Go through the data and copy every line exactly, but not the images.
━━━ Supplied data
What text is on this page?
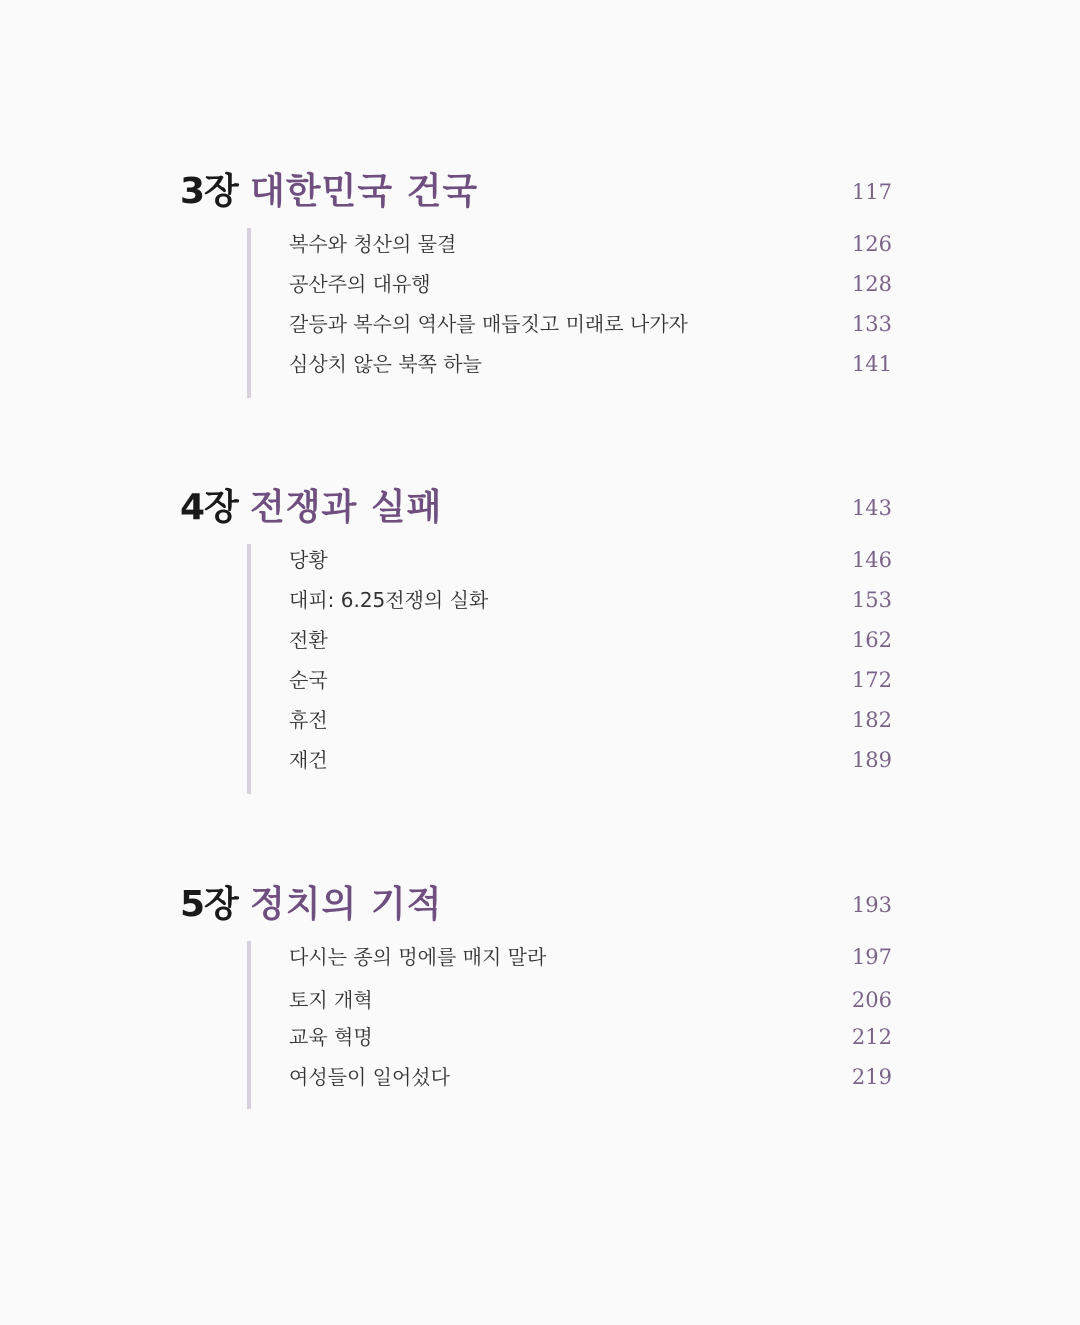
3장 대한민국 건국	117
복수와 청산의 물결	126
공산주의 대유행	128
갈등과 복수의 역사를 매듭짓고 미래로 나가자	133
심상치 않은 북쪽 하늘	141
4장 전쟁과 실패	143
당황	146
대피: 6.25전쟁의 실화	153
전환	162
순국	172
휴전	182
재건	189
5장 정치의 기적	193
다시는 종의 멍에를 매지 말라	197
토지 개혁	206
교육 혁명	212
여성들이 일어섰다	219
━━━━━━
> Output:
What text is on this page?
3장 대한민국 건국	117
복수와 청산의 물결	126
공산주의 대유행	128
갈등과 복수의 역사를 매듭짓고 미래로 나가자	133
심상치 않은 북쪽 하늘	141
4장 전쟁과 실패	143
당황	146
대피: 6.25전쟁의 실화	153
전환	162
순국	172
휴전	182
재건	189
5장 정치의 기적	193
다시는 종의 멍에를 매지 말라	197
토지 개혁	206
교육 혁명	212
여성들이 일어섰다	219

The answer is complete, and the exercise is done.